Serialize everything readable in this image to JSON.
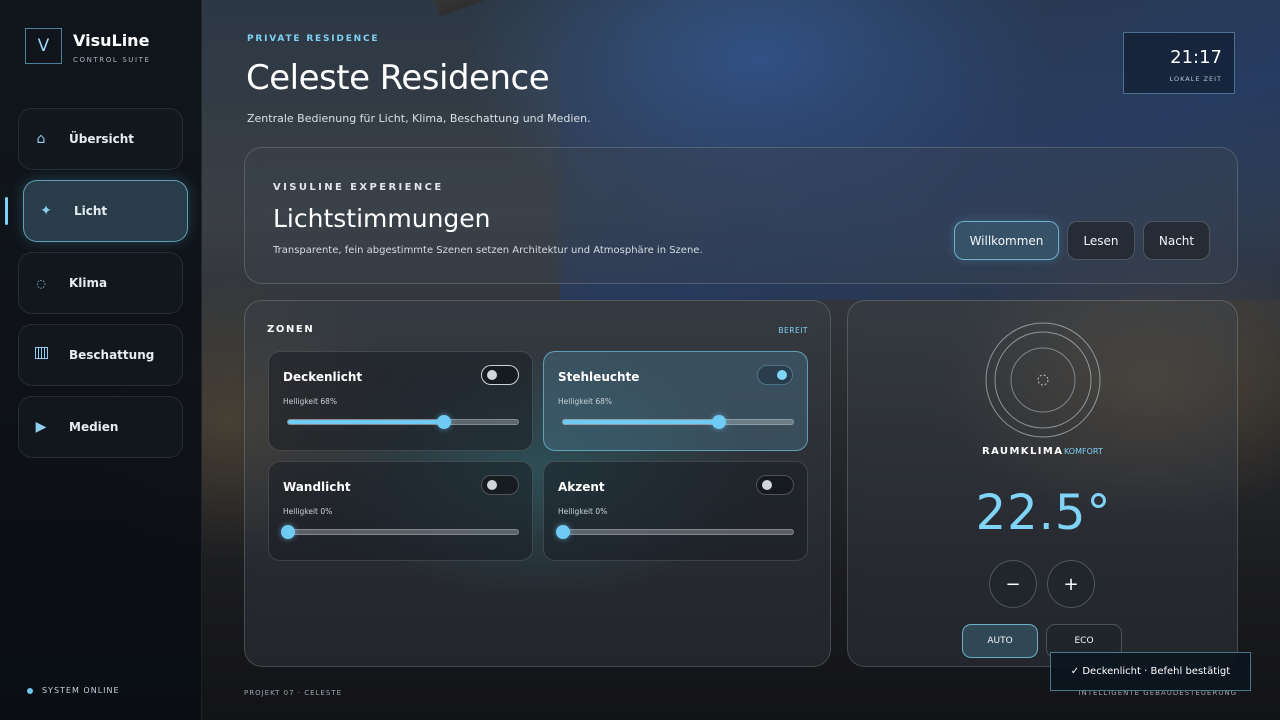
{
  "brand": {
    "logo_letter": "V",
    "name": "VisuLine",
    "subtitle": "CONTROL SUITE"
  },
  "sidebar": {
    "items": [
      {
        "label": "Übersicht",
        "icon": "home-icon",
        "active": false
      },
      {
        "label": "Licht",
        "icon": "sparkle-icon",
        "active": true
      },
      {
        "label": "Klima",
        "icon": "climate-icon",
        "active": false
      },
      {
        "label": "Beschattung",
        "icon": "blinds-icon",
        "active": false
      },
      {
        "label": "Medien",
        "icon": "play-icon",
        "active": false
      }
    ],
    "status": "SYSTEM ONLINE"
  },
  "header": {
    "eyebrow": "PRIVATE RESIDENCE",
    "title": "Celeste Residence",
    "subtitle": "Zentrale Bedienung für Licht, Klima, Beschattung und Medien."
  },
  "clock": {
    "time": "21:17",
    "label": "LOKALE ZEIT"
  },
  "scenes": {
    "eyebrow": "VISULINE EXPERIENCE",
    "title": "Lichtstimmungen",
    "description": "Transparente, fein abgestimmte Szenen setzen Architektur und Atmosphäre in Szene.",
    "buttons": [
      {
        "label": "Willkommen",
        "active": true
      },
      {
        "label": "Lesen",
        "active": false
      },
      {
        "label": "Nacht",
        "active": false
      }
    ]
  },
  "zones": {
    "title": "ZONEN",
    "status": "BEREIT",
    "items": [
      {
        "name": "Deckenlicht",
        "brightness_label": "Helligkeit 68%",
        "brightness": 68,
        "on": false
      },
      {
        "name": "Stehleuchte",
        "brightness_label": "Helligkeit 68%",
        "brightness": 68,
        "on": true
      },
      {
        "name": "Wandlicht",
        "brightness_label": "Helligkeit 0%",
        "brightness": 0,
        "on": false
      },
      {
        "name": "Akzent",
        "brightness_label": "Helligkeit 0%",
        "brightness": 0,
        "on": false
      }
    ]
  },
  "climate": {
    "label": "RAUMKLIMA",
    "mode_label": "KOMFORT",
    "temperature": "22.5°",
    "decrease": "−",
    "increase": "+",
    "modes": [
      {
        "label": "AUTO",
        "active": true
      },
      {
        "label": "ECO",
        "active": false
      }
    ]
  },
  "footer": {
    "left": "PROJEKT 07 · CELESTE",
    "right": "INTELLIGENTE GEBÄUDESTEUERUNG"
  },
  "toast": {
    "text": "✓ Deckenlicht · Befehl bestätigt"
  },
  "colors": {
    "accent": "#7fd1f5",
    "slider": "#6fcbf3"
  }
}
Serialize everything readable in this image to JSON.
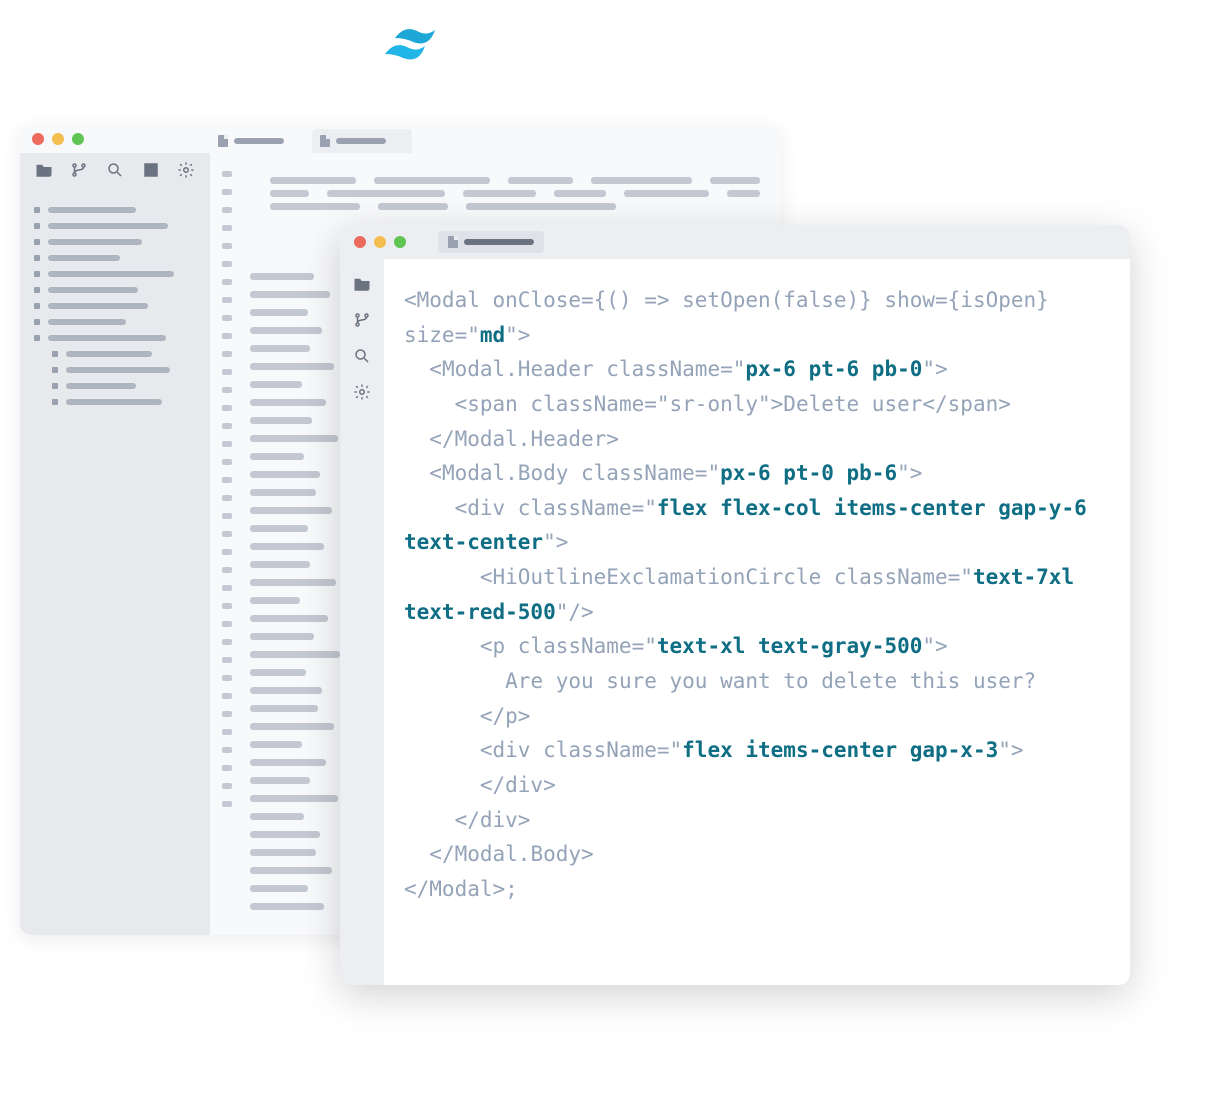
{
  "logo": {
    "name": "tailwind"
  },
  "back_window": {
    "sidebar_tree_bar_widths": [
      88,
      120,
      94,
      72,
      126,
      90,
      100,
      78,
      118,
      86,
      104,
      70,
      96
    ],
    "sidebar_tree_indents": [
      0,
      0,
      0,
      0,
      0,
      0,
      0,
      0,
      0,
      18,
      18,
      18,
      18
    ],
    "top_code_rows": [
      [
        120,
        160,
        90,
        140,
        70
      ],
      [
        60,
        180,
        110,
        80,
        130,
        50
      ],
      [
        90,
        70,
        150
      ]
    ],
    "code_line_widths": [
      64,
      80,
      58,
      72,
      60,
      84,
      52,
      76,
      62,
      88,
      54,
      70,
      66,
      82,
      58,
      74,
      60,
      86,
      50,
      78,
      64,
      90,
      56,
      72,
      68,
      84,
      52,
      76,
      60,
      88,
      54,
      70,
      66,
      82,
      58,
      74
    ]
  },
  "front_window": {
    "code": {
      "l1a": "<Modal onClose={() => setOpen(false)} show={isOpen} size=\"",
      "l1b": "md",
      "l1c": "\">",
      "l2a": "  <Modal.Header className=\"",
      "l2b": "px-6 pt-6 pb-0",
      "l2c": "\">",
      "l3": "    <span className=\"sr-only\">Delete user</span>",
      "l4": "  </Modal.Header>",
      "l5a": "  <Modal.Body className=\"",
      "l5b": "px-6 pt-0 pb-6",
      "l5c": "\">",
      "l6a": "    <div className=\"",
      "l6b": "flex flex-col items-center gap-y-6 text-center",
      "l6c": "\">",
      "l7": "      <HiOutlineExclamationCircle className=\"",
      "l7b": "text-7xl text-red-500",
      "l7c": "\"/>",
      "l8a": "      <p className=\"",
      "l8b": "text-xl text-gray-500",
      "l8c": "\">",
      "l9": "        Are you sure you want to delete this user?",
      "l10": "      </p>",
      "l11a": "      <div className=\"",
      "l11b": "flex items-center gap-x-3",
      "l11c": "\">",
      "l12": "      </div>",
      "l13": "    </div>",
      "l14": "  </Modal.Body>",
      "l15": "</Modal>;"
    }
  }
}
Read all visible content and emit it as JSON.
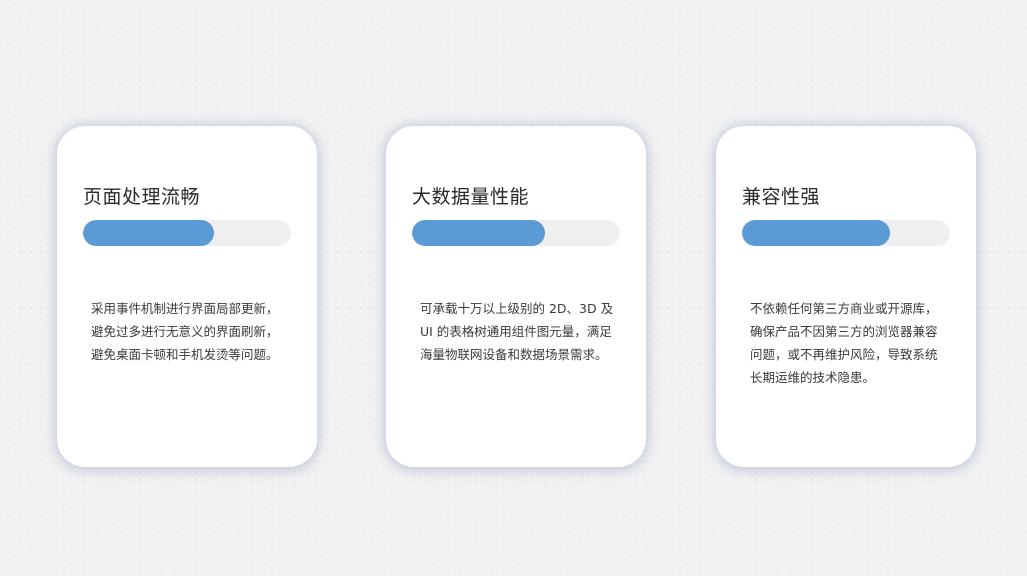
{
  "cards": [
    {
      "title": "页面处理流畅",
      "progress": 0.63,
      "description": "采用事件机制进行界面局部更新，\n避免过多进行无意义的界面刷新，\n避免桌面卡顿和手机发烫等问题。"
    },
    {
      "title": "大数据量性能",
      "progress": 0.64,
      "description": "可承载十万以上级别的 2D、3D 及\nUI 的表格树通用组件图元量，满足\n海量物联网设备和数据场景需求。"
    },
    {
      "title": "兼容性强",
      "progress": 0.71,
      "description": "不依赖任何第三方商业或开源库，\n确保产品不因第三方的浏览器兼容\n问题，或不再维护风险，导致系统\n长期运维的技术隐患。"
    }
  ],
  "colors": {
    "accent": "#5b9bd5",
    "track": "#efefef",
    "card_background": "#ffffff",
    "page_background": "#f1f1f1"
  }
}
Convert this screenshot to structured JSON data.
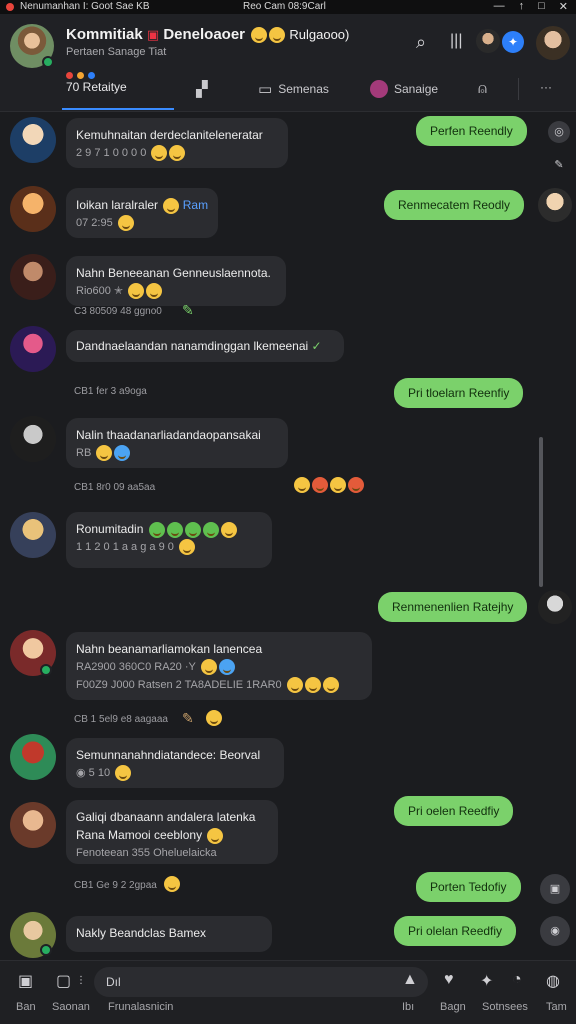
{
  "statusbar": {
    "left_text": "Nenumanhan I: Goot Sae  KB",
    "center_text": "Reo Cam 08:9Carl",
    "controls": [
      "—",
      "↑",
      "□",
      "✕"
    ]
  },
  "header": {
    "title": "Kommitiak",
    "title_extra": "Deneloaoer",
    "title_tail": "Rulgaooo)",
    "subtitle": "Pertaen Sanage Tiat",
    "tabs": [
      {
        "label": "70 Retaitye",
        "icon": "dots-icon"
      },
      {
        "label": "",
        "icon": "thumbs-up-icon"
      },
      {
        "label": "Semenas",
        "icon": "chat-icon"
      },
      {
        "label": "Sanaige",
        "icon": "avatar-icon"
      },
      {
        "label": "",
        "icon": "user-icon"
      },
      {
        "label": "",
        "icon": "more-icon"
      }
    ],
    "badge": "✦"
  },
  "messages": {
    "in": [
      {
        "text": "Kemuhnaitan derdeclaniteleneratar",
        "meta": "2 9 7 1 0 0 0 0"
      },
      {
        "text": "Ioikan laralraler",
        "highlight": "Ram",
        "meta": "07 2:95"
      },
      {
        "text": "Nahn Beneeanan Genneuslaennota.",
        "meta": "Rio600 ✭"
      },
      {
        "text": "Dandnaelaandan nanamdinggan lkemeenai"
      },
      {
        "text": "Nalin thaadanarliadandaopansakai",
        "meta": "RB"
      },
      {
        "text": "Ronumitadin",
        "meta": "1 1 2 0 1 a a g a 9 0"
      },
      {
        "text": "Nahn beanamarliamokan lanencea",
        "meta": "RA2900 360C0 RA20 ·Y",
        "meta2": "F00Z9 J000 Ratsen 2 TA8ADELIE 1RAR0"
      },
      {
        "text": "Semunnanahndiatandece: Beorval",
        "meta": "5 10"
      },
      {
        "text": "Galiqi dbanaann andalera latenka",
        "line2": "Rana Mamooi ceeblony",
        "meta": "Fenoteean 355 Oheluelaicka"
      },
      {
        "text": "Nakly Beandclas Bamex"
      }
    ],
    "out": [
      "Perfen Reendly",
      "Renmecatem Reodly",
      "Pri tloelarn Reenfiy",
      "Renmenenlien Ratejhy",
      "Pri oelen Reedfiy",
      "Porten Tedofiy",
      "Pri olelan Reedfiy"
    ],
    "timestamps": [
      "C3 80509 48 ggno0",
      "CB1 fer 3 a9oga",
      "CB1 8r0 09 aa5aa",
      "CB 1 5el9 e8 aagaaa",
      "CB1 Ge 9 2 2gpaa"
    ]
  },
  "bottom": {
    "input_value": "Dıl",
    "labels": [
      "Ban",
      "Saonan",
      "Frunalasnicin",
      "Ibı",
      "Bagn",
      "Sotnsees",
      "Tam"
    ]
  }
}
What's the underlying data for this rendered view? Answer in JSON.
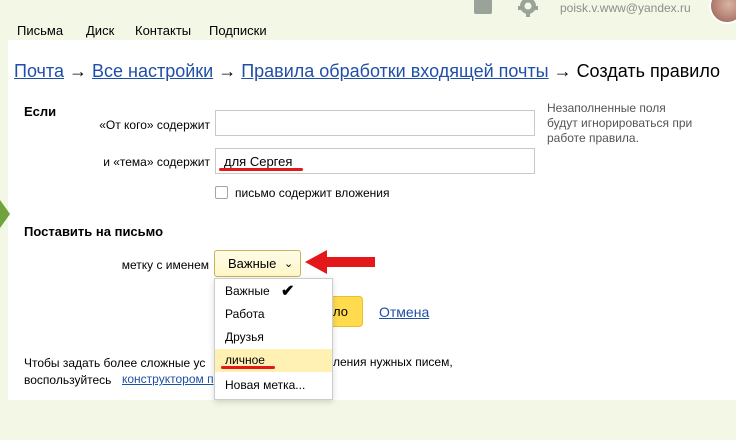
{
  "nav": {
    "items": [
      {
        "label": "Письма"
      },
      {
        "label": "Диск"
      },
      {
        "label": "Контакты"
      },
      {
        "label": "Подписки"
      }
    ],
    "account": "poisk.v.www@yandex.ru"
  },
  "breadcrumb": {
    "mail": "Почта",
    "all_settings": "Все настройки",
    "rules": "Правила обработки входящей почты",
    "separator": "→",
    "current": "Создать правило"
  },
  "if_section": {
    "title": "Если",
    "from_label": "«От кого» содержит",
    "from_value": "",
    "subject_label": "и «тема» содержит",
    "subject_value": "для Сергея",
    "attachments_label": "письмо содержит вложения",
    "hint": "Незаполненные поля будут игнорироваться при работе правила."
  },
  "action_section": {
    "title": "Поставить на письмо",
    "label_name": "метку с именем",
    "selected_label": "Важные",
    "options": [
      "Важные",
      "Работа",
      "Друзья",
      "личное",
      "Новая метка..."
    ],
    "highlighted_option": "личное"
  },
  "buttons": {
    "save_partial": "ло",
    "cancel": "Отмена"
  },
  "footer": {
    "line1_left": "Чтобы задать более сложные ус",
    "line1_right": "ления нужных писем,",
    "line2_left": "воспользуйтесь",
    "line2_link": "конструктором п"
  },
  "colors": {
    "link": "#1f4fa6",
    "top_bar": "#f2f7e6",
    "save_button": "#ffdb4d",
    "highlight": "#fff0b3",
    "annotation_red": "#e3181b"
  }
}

To do – Show every line from the listing above in which the string "flex" appears.

The solution –
      "l6b": "flex flex-col items-center gap-y-6 text-center",
      "l11b": "flex items-center gap-x-3",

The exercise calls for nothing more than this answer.